───── DATASET ROWS

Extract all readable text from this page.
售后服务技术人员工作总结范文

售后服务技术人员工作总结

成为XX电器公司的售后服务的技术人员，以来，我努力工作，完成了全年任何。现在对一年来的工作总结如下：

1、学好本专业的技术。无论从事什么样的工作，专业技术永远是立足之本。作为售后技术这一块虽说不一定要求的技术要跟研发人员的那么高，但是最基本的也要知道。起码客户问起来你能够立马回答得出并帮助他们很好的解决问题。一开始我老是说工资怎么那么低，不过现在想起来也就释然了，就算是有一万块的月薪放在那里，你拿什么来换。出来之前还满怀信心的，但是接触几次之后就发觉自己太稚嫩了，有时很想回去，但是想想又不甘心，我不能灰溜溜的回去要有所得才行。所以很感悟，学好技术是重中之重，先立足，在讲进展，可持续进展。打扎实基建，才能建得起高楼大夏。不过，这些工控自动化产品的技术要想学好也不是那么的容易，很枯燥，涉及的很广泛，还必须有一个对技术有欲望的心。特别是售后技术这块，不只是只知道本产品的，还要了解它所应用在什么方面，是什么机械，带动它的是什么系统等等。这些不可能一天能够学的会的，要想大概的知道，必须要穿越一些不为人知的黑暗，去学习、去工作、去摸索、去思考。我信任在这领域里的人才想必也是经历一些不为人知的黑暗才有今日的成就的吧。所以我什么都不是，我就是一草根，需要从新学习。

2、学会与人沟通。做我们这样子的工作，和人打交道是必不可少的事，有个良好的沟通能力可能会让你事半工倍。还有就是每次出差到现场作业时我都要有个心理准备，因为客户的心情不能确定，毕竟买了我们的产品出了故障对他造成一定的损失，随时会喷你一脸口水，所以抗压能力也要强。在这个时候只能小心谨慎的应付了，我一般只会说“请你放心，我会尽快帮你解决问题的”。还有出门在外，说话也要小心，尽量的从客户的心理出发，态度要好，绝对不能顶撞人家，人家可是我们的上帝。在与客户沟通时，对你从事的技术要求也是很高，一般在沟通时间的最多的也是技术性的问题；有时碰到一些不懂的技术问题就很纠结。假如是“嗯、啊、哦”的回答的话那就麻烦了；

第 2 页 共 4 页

──────────

(WORK INSTRUCTIONS):
Please output every record, keeping each line exact.

(RESPONSE TO THE EXERCISE):
Extract all readable text from this page.
售后服务技术人员工作总结范文

售后服务技术人员工作总结

成为XX电器公司的售后服务的技术人员，以来，我努力工作，完成了全年任何。现在对一年来的工作总结如下：

1、学好本专业的技术。无论从事什么样的工作，专业技术永远是立足之本。作为售后技术这一块虽说不一定要求的技术要跟研发人员的那么高，但是最基本的也要知道。起码客户问起来你能够立马回答得出并帮助他们很好的解决问题。一开始我老是说工资怎么那么低，不过现在想起来也就释然了，就算是有一万块的月薪放在那里，你拿什么来换。出来之前还满怀信心的，但是接触几次之后就发觉自己太稚嫩了，有时很想回去，但是想想又不甘心，我不能灰溜溜的回去要有所得才行。所以很感悟，学好技术是重中之重，先立足，在讲进展，可持续进展。打扎实基建，才能建得起高楼大夏。不过，这些工控自动化产品的技术要想学好也不是那么的容易，很枯燥，涉及的很广泛，还必须有一个对技术有欲望的心。特别是售后技术这块，不只是只知道本产品的，还要了解它所应用在什么方面，是什么机械，带动它的是什么系统等等。这些不可能一天能够学的会的，要想大概的知道，必须要穿越一些不为人知的黑暗，去学习、去工作、去摸索、去思考。我信任在这领域里的人才想必也是经历一些不为人知的黑暗才有今日的成就的吧。所以我什么都不是，我就是一草根，需要从新学习。

2、学会与人沟通。做我们这样子的工作，和人打交道是必不可少的事，有个良好的沟通能力可能会让你事半工倍。还有就是每次出差到现场作业时我都要有个心理准备，因为客户的心情不能确定，毕竟买了我们的产品出了故障对他造成一定的损失，随时会喷你一脸口水，所以抗压能力也要强。在这个时候只能小心谨慎的应付了，我一般只会说“请你放心，我会尽快帮你解决问题的”。还有出门在外，说话也要小心，尽量的从客户的心理出发，态度要好，绝对不能顶撞人家，人家可是我们的上帝。在与客户沟通时，对你从事的技术要求也是很高，一般在沟通时间的最多的也是技术性的问题；有时碰到一些不懂的技术问题就很纠结。假如是“嗯、啊、哦”的回答的话那就麻烦了；

第 2 页 共 4 页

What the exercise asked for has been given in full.